### The problem:
Put the lines from the one containing "543, 507, 639]" up to and including the one containing "688, 507, 786]" into a JSON list of strings, one string per line, leaving out any blank lines.

### Annotated region listings:
####################

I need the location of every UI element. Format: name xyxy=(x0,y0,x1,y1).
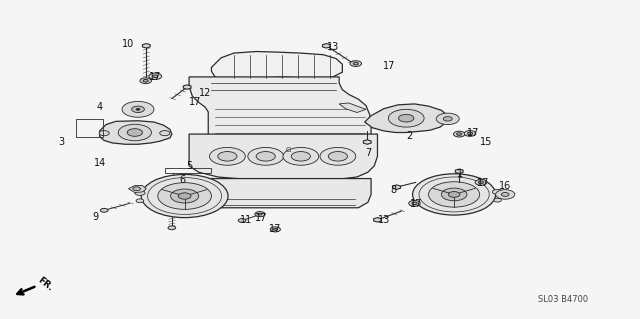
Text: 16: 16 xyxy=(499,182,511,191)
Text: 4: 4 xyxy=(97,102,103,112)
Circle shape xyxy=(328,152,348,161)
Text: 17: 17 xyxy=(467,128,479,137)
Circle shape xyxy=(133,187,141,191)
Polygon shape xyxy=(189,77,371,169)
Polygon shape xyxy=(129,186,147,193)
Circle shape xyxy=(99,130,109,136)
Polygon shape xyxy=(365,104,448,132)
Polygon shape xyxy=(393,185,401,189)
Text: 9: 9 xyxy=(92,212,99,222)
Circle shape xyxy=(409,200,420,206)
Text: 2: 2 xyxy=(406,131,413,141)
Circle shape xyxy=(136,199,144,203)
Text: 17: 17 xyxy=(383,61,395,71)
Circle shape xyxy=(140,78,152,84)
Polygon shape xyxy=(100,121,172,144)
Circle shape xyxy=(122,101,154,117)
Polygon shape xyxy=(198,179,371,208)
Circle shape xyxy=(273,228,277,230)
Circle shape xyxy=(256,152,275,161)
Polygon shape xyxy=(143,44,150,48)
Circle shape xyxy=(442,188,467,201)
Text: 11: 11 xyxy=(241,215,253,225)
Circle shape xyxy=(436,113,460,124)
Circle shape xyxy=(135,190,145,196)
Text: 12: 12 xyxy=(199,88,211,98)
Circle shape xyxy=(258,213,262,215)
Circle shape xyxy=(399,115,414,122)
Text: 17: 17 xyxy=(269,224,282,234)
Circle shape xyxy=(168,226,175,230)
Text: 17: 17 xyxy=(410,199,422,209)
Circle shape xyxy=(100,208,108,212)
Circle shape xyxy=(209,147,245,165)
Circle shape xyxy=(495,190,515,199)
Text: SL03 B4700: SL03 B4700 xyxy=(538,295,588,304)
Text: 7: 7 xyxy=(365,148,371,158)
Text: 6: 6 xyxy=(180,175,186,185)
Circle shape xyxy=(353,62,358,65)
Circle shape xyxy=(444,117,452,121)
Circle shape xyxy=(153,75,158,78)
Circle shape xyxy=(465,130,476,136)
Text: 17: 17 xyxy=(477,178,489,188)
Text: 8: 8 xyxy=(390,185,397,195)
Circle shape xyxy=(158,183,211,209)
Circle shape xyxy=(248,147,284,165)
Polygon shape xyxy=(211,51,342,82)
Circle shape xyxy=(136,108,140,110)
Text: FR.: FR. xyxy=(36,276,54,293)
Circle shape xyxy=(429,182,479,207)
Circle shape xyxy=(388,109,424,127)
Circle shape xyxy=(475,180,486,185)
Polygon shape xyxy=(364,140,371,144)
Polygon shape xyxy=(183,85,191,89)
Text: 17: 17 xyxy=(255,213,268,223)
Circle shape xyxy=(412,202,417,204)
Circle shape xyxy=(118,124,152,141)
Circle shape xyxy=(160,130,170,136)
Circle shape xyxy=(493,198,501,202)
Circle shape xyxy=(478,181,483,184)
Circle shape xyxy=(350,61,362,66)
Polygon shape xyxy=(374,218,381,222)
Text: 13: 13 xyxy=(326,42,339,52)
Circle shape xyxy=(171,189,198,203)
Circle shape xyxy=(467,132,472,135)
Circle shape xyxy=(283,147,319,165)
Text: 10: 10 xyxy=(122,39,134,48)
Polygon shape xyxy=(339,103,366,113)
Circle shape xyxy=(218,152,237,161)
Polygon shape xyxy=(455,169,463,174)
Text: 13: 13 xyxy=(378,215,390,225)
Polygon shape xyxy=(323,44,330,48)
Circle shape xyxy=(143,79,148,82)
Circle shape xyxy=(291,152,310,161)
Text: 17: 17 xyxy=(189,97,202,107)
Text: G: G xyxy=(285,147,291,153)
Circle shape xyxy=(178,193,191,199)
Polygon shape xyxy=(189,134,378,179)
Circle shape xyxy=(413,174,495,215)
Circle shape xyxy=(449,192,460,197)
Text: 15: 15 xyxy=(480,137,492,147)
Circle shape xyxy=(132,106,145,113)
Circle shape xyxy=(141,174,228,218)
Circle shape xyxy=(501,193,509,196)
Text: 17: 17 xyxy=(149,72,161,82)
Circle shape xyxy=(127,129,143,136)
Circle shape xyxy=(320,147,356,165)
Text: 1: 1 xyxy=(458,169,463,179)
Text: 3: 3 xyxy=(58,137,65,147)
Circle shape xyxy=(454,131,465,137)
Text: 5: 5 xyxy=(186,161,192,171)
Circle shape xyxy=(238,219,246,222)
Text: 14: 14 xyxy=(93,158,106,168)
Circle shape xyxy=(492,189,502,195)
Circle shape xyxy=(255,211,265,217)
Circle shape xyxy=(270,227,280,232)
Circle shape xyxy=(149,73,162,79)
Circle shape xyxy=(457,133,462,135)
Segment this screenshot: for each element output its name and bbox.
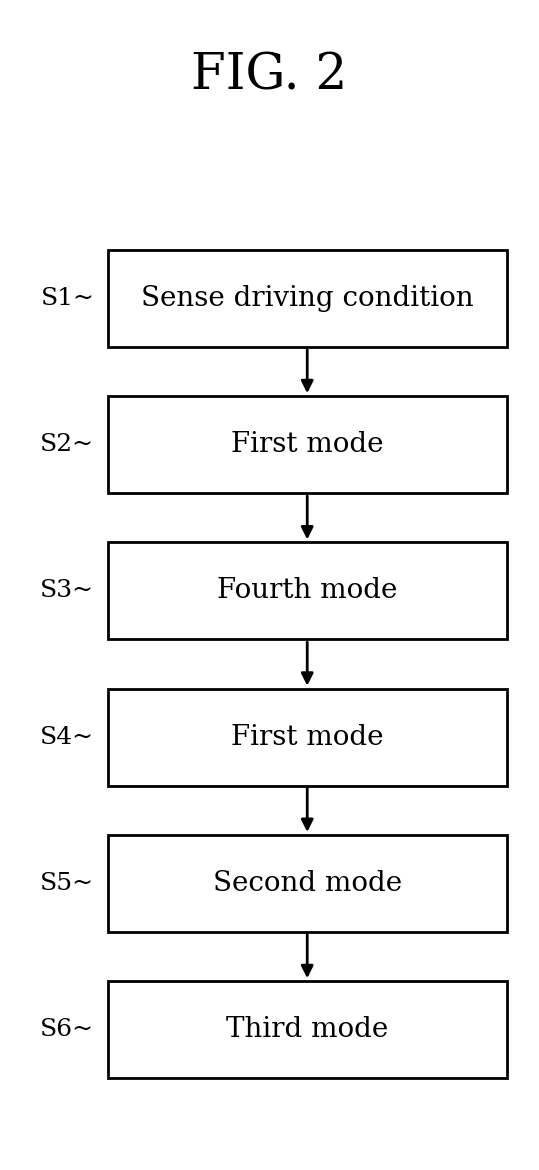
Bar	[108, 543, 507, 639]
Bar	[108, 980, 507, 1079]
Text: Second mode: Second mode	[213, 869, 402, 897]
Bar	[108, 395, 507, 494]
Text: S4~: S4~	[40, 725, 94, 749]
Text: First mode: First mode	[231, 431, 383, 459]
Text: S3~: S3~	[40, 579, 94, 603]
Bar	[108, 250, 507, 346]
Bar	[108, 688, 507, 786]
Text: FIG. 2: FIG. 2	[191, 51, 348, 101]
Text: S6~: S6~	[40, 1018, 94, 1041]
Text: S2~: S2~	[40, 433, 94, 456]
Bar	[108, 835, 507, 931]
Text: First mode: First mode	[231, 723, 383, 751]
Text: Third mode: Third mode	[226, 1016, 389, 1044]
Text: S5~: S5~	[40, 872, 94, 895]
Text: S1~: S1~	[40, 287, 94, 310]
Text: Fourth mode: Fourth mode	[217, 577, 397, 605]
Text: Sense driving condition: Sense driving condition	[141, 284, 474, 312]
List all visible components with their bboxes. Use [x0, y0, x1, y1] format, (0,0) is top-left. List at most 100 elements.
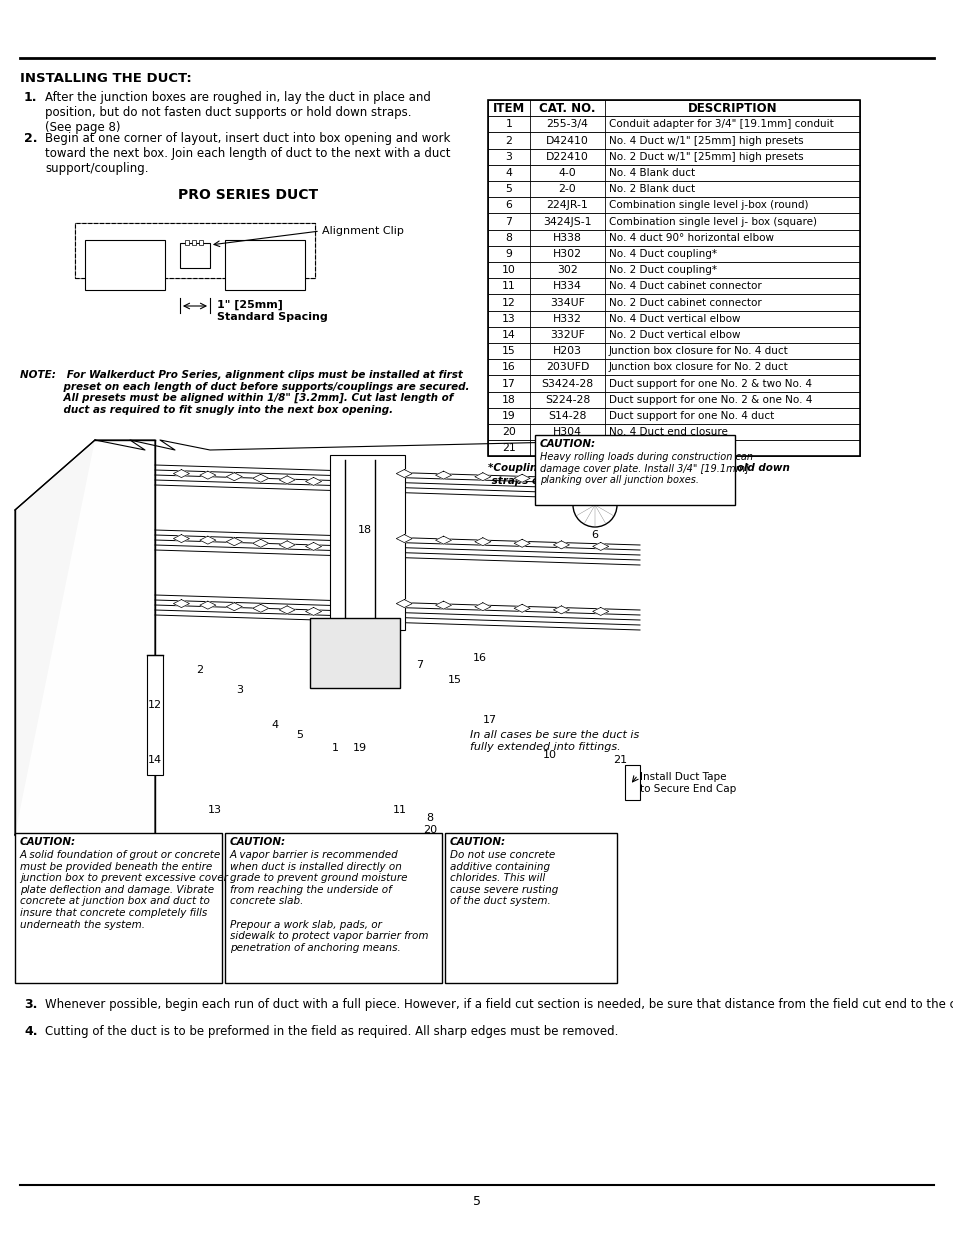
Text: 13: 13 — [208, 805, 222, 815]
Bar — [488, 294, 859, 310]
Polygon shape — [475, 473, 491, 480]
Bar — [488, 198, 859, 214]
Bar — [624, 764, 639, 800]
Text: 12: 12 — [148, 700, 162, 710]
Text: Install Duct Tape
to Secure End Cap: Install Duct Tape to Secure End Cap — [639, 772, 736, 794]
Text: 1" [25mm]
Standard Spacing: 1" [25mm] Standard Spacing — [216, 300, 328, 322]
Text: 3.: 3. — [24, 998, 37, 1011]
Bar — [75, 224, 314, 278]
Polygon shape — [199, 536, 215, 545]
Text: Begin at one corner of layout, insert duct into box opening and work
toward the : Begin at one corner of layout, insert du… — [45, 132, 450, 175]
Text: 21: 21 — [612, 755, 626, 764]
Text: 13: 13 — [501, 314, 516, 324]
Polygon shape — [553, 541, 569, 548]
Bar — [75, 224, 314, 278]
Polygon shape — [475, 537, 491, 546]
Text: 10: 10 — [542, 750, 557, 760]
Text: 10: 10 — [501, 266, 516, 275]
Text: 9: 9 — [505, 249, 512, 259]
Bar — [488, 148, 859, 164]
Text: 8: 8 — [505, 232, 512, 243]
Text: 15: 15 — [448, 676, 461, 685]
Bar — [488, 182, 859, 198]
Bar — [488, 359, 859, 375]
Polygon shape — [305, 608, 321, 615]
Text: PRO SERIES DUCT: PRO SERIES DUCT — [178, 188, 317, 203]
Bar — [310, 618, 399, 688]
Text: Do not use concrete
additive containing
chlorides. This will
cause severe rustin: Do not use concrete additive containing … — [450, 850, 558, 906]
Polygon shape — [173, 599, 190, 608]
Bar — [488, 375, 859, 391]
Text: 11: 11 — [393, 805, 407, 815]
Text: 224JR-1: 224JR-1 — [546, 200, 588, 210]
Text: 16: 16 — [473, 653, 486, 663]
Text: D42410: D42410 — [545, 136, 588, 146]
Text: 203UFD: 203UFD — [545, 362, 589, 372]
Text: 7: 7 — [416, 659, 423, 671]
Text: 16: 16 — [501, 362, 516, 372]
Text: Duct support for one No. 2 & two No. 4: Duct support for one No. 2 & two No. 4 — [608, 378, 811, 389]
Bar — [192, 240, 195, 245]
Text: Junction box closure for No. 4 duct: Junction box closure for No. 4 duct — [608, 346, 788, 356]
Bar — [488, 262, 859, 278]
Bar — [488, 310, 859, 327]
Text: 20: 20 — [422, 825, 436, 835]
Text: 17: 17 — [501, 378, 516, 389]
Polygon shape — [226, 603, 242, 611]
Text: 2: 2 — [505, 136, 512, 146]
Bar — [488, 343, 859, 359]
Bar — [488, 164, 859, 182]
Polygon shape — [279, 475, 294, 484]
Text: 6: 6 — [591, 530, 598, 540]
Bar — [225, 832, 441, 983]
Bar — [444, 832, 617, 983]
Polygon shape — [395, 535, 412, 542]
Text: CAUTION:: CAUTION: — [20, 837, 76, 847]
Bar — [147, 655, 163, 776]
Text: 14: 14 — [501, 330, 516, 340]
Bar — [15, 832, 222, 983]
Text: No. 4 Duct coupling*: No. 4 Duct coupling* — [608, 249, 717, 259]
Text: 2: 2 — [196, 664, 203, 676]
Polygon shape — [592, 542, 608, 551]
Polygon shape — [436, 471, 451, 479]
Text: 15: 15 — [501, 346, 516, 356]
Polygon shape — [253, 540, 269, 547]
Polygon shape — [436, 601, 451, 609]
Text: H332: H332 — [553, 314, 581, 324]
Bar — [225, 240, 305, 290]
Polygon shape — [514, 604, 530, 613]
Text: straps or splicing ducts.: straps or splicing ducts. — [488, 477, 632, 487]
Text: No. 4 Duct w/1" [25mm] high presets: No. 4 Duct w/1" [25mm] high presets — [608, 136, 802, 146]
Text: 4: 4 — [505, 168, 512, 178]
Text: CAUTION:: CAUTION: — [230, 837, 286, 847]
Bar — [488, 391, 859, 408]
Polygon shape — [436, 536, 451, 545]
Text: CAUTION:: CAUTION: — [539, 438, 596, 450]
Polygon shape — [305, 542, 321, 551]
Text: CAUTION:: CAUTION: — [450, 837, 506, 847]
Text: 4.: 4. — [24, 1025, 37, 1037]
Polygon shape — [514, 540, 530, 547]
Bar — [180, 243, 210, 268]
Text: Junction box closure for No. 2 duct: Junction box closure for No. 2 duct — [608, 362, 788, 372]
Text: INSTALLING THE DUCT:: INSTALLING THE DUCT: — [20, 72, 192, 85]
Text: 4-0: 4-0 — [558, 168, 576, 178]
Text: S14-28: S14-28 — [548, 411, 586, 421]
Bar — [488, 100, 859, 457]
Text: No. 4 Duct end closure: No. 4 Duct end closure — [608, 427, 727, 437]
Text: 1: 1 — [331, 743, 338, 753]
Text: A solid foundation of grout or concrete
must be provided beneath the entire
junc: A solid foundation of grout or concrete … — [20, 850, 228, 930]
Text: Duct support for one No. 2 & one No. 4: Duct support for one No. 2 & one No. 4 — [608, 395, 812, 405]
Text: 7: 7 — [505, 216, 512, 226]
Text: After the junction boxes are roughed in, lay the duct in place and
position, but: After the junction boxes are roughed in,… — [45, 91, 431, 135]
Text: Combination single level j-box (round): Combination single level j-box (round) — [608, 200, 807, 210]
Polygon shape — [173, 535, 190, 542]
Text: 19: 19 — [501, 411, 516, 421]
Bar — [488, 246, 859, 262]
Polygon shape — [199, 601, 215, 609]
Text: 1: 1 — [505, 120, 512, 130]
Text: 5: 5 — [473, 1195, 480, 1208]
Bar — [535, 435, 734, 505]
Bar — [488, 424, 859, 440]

####################

### Correct answer:
[
  "Bar\t[108, 543, 507, 639]",
  "Bar\t[108, 980, 507, 1079]",
  "Text: Second mode: Second mode\t[213, 869, 402, 897]",
  "Bar\t[108, 395, 507, 494]",
  "Text: S4~: S4~\t[40, 725, 94, 749]",
  "Text: First mode: First mode\t[231, 431, 383, 459]",
  "Text: S3~: S3~\t[40, 579, 94, 603]",
  "Bar\t[108, 250, 507, 346]",
  "Bar\t[108, 688, 507, 786]"
]